— Listed entries —

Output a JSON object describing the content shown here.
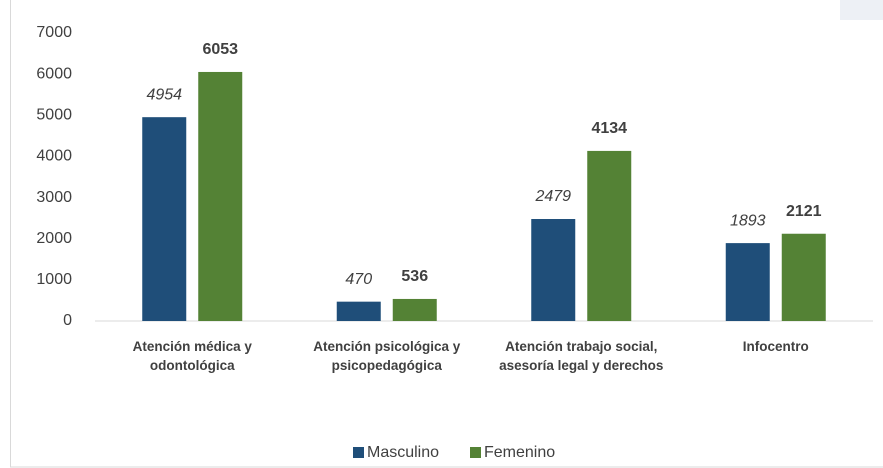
{
  "chart_data": {
    "type": "bar",
    "categories": [
      "Atención médica y odontológica",
      "Atención psicológica y psicopedagógica",
      "Atención trabajo social, asesoría legal y derechos",
      "Infocentro"
    ],
    "series": [
      {
        "name": "Masculino",
        "color": "#1f4e79",
        "values": [
          4954,
          470,
          2479,
          1893
        ]
      },
      {
        "name": "Femenino",
        "color": "#548235",
        "values": [
          6053,
          536,
          4134,
          2121
        ]
      }
    ],
    "ylim": [
      0,
      7000
    ],
    "yticks": [
      0,
      1000,
      2000,
      3000,
      4000,
      5000,
      6000,
      7000
    ],
    "grid": false,
    "legend": "bottom"
  }
}
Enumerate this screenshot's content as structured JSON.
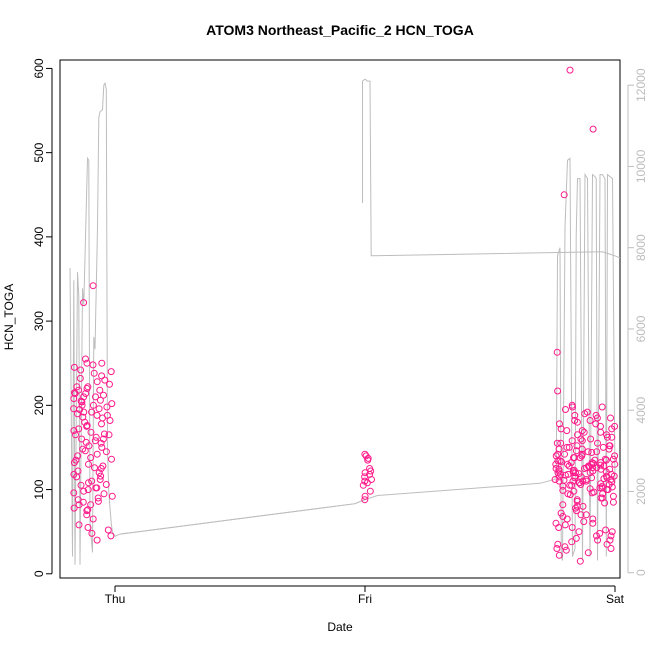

— To do —
Reproduce every entry word for word, but skip any pictures.

— Right answer —
Output a JSON object describing the content shown here.
{
  "chart_data": {
    "type": "bar",
    "categories": [
      "Atención médica y odontológica",
      "Atención psicológica y psicopedagógica",
      "Atención trabajo social, asesoría legal y derechos",
      "Infocentro"
    ],
    "series": [
      {
        "name": "Masculino",
        "color": "#1f4e79",
        "values": [
          4954,
          470,
          2479,
          1893
        ]
      },
      {
        "name": "Femenino",
        "color": "#548235",
        "values": [
          6053,
          536,
          4134,
          2121
        ]
      }
    ],
    "ylim": [
      0,
      7000
    ],
    "yticks": [
      0,
      1000,
      2000,
      3000,
      4000,
      5000,
      6000,
      7000
    ],
    "grid": false,
    "legend": "bottom"
  }
}
Enumerate this screenshot's content as structured JSON.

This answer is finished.